> **What is expected**
Find every line in the records that holds the string "objeto". Copy each one.

Saved data entries
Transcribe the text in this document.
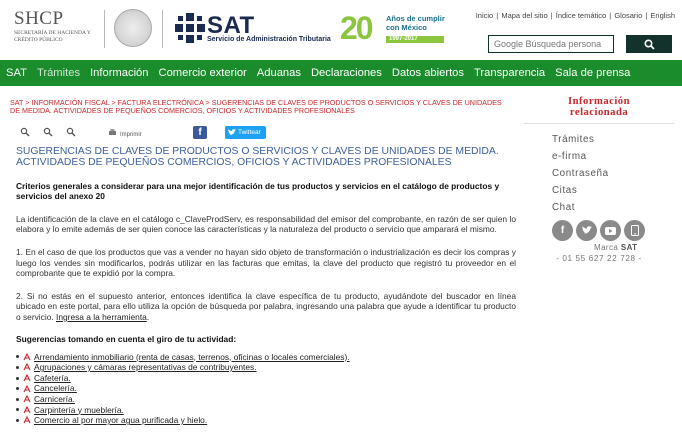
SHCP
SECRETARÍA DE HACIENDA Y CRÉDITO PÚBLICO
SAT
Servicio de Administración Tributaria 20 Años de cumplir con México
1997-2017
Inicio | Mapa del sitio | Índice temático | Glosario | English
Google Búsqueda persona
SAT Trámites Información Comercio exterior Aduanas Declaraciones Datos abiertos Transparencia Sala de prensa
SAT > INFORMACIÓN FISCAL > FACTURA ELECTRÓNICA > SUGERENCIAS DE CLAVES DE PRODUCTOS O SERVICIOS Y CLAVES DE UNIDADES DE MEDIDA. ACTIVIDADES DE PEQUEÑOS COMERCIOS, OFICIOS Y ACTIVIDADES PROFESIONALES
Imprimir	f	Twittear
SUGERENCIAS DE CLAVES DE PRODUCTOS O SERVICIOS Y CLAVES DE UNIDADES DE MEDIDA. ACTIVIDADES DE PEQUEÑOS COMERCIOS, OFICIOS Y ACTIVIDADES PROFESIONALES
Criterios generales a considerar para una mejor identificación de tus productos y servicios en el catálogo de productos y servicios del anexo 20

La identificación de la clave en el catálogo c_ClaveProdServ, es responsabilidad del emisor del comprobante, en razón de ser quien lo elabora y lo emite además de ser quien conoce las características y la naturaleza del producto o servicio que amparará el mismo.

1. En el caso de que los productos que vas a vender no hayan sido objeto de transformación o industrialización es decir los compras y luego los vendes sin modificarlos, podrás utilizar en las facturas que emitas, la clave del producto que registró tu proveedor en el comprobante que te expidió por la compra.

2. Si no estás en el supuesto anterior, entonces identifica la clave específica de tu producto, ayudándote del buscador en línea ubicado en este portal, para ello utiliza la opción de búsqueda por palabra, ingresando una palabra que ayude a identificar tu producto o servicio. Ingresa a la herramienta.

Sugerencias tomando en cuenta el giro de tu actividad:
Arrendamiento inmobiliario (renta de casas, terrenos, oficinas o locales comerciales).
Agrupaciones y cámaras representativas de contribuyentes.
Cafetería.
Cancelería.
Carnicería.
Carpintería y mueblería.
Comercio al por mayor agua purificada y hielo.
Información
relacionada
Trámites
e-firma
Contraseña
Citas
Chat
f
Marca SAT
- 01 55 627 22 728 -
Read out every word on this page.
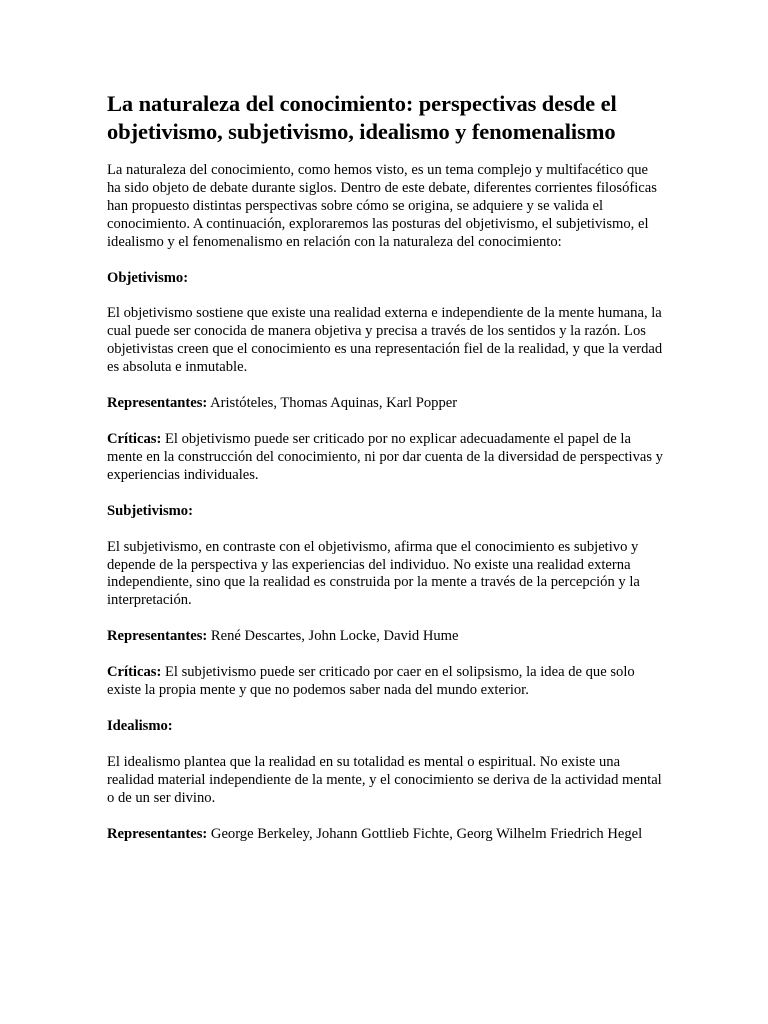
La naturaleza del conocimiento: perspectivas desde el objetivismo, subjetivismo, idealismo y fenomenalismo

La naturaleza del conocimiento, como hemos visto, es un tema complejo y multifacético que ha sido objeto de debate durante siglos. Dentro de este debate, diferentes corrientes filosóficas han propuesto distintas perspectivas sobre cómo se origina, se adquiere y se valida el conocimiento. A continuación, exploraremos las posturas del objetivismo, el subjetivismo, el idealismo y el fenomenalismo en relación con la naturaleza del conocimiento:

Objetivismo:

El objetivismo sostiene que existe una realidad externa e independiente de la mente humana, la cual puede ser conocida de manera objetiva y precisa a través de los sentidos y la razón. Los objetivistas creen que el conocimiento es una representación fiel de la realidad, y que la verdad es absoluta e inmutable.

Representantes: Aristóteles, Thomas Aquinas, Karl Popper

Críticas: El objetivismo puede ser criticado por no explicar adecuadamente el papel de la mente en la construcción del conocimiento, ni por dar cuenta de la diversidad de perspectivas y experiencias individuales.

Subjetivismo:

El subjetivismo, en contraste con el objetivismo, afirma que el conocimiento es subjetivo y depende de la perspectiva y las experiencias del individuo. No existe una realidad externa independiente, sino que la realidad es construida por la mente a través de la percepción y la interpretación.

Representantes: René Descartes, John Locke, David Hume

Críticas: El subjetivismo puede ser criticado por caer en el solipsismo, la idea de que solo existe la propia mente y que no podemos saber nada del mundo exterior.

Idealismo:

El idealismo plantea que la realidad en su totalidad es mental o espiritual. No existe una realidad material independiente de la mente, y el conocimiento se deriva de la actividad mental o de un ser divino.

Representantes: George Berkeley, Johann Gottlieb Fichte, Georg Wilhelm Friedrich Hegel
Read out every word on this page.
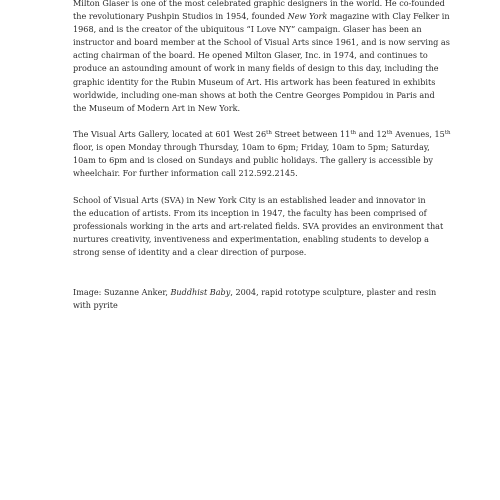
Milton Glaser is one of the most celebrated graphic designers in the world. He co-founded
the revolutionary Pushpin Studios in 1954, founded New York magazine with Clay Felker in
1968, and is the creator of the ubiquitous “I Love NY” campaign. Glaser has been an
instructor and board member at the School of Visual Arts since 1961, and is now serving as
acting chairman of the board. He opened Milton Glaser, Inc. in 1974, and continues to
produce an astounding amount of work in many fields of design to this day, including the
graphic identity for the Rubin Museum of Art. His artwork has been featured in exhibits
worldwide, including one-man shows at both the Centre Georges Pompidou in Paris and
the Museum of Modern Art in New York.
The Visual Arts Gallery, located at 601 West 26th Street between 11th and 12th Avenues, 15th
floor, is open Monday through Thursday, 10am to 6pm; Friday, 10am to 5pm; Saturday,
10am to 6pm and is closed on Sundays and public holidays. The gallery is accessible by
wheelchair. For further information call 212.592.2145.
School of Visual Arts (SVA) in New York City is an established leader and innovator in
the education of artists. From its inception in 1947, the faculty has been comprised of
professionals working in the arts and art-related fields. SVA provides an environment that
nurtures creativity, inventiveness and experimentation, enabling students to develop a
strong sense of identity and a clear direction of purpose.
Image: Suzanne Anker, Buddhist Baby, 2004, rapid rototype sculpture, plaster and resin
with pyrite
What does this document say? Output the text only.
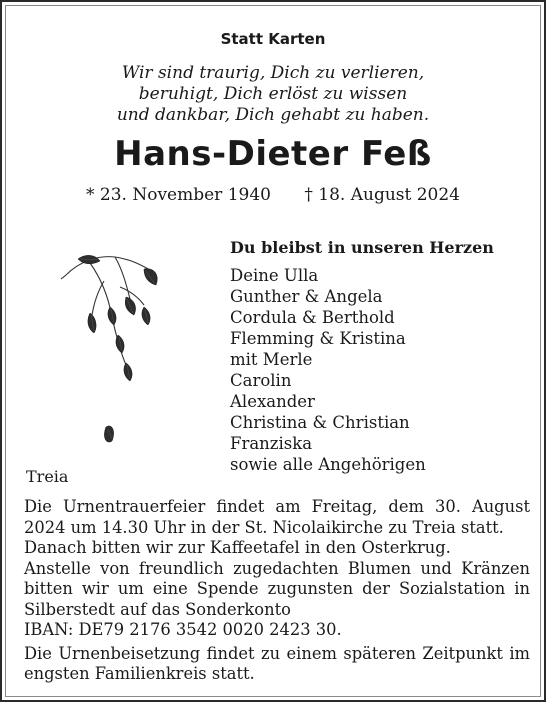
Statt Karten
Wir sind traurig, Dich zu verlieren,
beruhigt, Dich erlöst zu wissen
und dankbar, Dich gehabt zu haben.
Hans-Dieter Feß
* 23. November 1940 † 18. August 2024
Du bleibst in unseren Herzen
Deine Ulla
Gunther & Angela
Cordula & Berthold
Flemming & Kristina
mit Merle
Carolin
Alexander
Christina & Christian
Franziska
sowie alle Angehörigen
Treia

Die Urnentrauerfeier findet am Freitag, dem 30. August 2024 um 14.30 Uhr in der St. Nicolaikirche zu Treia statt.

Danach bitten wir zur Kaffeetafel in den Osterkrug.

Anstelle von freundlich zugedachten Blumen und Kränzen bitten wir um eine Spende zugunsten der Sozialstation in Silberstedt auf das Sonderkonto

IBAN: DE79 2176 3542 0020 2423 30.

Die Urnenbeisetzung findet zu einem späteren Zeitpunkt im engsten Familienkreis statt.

> **Full output**
1. En el caso de que los productos que vas a vender no hayan sido objeto de transformación o industrialización es decir los compras y luego los vendes sin modificarlos, podrás utilizar en las facturas que emitas, la clave del producto que registró tu proveedor en el comprobante que te expidió por la compra.
La naturaleza del conocimiento, como hemos visto, es un tema complejo y multifacético que ha sido objeto de debate durante siglos. Dentro de este debate, diferentes corrientes filosóficas han propuesto distintas perspectivas sobre cómo se origina, se adquiere y se valida el conocimiento. A continuación, exploraremos las posturas del objetivismo, el subjetivismo, el idealismo y el fenomenalismo en relación con la naturaleza del conocimiento:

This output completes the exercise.